--- start of The data ---

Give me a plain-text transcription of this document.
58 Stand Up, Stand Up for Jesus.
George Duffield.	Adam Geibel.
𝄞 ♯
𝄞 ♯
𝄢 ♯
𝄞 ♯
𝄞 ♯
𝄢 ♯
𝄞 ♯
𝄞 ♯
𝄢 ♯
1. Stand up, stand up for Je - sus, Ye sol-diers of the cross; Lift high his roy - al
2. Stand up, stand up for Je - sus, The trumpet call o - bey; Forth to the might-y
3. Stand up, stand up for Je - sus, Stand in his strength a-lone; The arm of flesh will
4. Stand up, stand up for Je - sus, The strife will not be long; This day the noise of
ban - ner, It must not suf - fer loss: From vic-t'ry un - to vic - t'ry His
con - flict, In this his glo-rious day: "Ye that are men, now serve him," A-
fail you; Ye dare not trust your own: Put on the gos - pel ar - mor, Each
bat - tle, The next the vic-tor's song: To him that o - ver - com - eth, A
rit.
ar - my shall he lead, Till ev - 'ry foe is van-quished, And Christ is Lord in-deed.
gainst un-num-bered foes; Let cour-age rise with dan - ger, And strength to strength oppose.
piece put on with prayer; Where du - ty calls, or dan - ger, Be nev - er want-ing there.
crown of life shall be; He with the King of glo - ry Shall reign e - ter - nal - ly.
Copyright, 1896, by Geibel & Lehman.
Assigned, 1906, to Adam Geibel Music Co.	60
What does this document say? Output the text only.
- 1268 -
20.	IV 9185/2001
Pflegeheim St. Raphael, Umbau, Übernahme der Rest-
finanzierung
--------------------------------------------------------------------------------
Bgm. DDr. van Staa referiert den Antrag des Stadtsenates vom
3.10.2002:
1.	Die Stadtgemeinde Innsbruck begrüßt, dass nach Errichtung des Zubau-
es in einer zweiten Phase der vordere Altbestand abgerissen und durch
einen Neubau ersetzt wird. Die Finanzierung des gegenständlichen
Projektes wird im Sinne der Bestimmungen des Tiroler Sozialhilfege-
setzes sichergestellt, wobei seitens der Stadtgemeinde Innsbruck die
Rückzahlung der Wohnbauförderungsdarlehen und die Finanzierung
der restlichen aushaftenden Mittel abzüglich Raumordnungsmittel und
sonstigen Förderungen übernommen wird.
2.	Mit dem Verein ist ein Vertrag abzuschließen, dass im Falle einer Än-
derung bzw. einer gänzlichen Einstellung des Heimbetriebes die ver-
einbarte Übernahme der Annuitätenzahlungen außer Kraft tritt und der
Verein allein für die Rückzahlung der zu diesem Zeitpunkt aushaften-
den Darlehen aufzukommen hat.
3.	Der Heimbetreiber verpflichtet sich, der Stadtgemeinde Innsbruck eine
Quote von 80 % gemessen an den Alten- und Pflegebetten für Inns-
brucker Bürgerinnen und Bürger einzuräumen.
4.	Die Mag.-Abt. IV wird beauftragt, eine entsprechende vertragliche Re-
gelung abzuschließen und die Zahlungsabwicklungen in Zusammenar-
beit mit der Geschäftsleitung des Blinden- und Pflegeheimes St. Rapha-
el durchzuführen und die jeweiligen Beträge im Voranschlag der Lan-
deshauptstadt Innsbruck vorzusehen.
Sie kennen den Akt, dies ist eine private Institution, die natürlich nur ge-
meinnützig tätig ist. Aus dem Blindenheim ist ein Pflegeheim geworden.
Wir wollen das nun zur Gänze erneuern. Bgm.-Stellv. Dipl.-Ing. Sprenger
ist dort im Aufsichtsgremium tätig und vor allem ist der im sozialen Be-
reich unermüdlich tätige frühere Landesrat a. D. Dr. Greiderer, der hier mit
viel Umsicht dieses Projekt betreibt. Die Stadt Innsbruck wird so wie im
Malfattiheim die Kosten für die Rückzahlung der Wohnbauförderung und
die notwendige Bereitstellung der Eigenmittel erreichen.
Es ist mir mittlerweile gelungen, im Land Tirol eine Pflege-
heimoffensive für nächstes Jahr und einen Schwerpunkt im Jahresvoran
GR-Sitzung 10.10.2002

--- end of The data ---

Task directions =>
Write out all the lines again, exactly as they are.

Expected answer =>
Give me a plain-text transcription of this document.
58 Stand Up, Stand Up for Jesus.
George Duffield.	Adam Geibel.
𝄞 ♯
𝄞 ♯
𝄢 ♯
𝄞 ♯
𝄞 ♯
𝄢 ♯
𝄞 ♯
𝄞 ♯
𝄢 ♯
1. Stand up, stand up for Je - sus, Ye sol-diers of the cross; Lift high his roy - al
2. Stand up, stand up for Je - sus, The trumpet call o - bey; Forth to the might-y
3. Stand up, stand up for Je - sus, Stand in his strength a-lone; The arm of flesh will
4. Stand up, stand up for Je - sus, The strife will not be long; This day the noise of
ban - ner, It must not suf - fer loss: From vic-t'ry un - to vic - t'ry His
con - flict, In this his glo-rious day: "Ye that are men, now serve him," A-
fail you; Ye dare not trust your own: Put on the gos - pel ar - mor, Each
bat - tle, The next the vic-tor's song: To him that o - ver - com - eth, A
rit.
ar - my shall he lead, Till ev - 'ry foe is van-quished, And Christ is Lord in-deed.
gainst un-num-bered foes; Let cour-age rise with dan - ger, And strength to strength oppose.
piece put on with prayer; Where du - ty calls, or dan - ger, Be nev - er want-ing there.
crown of life shall be; He with the King of glo - ry Shall reign e - ter - nal - ly.
Copyright, 1896, by Geibel & Lehman.
Assigned, 1906, to Adam Geibel Music Co.	60
What does this document say? Output the text only.
- 1268 -
20.	IV 9185/2001
Pflegeheim St. Raphael, Umbau, Übernahme der Rest-
finanzierung
--------------------------------------------------------------------------------
Bgm. DDr. van Staa referiert den Antrag des Stadtsenates vom
3.10.2002:
1.	Die Stadtgemeinde Innsbruck begrüßt, dass nach Errichtung des Zubau-
es in einer zweiten Phase der vordere Altbestand abgerissen und durch
einen Neubau ersetzt wird. Die Finanzierung des gegenständlichen
Projektes wird im Sinne der Bestimmungen des Tiroler Sozialhilfege-
setzes sichergestellt, wobei seitens der Stadtgemeinde Innsbruck die
Rückzahlung der Wohnbauförderungsdarlehen und die Finanzierung
der restlichen aushaftenden Mittel abzüglich Raumordnungsmittel und
sonstigen Förderungen übernommen wird.
2.	Mit dem Verein ist ein Vertrag abzuschließen, dass im Falle einer Än-
derung bzw. einer gänzlichen Einstellung des Heimbetriebes die ver-
einbarte Übernahme der Annuitätenzahlungen außer Kraft tritt und der
Verein allein für die Rückzahlung der zu diesem Zeitpunkt aushaften-
den Darlehen aufzukommen hat.
3.	Der Heimbetreiber verpflichtet sich, der Stadtgemeinde Innsbruck eine
Quote von 80 % gemessen an den Alten- und Pflegebetten für Inns-
brucker Bürgerinnen und Bürger einzuräumen.
4.	Die Mag.-Abt. IV wird beauftragt, eine entsprechende vertragliche Re-
gelung abzuschließen und die Zahlungsabwicklungen in Zusammenar-
beit mit der Geschäftsleitung des Blinden- und Pflegeheimes St. Rapha-
el durchzuführen und die jeweiligen Beträge im Voranschlag der Lan-
deshauptstadt Innsbruck vorzusehen.
Sie kennen den Akt, dies ist eine private Institution, die natürlich nur ge-
meinnützig tätig ist. Aus dem Blindenheim ist ein Pflegeheim geworden.
Wir wollen das nun zur Gänze erneuern. Bgm.-Stellv. Dipl.-Ing. Sprenger
ist dort im Aufsichtsgremium tätig und vor allem ist der im sozialen Be-
reich unermüdlich tätige frühere Landesrat a. D. Dr. Greiderer, der hier mit
viel Umsicht dieses Projekt betreibt. Die Stadt Innsbruck wird so wie im
Malfattiheim die Kosten für die Rückzahlung der Wohnbauförderung und
die notwendige Bereitstellung der Eigenmittel erreichen.
Es ist mir mittlerweile gelungen, im Land Tirol eine Pflege-
heimoffensive für nächstes Jahr und einen Schwerpunkt im Jahresvoran
GR-Sitzung 10.10.2002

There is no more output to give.